## [Extract provided]
Carrying the Truth of San Leandro Youth

The Cargo

Carrying the Truth of San Leandro Youth

The Cargo

Carrying the Truth of San Leandro Youth

The Cargo

Reflections on Black History Month

How San Leandro High can continue to grow in its celebration

Happy belated Black History Month, Pirates! Now is such an amazing time to remember where we come from as a community, where we are now, and how we can continue to grow. During the 1970s, San Leandro was classified as a sundown town where over 94% of people were white. People of color were allowed to pass through, but still had to deal with harassment from the police. Our city also has a history of redlining, which blocked many people of color from living in the city. Our former principals, Dr. Ronald Richardson (Dr. Ro) and Dr. Reginald Richardson (Dr. Re) said that when they were growing up, they weren’t allowed to live in San Leandro because of their race. 

We have come a long way since then, and this is reflected in our school’s demographics. Most can agree that our school is diverse, but that doesn’t mean we can’t continue to grow. We interviewed a variety of different students and teachers to get their perspective on how San Leandro differs from the schools they grew up in and how San Leandro High School can continue to improve in their celebration of Black History Month.

## [Stored data]
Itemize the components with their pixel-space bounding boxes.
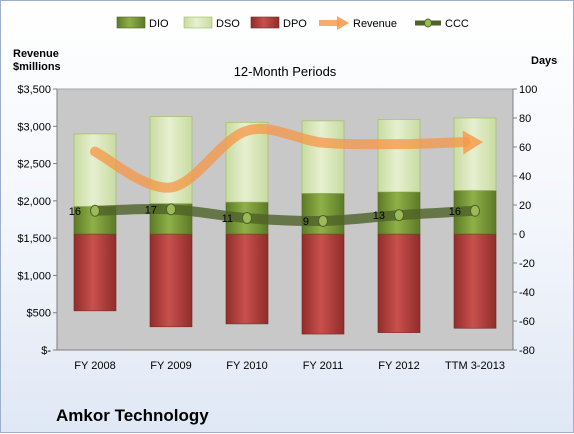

## [What to work on]
**1)** According to the Black History Month article, what share of San Leandro's people were white during the 1970s?
**2)** Pick up the Black History Month article right after its last sentence and write the next part.

## [Solved problems]
**1)** Over 94%.

**2)**
A lot of the students agreed that their experience with being at a diverse school has been better since being at SLHS.Lauren Evans, a senior, grew up going to schools that had very little diversity, which caused her to develop a bit of self-hatred. However, as she’s grown older, she has devoted time to introspection and getting rid of her negative emotions about her race. 

C’Niyah Harvey, a senior, was one of few black girls in her class as a kid. This caused her to be treated as a “teacher’s pet” of sorts, either getting special treatment or being treated as if she wasn’t intelligent enough to understand things. Due to this, she started to “white wash” her personality to fit in. When she moved to San Leandro for middle school, she again wanted to fit in, so in her words, she “started to act a tad bit ghetto.” As she’s grown up and began to find things she loves, she has found herself and can now be that unapologetically herself without feeling the need to change based on who she’s around.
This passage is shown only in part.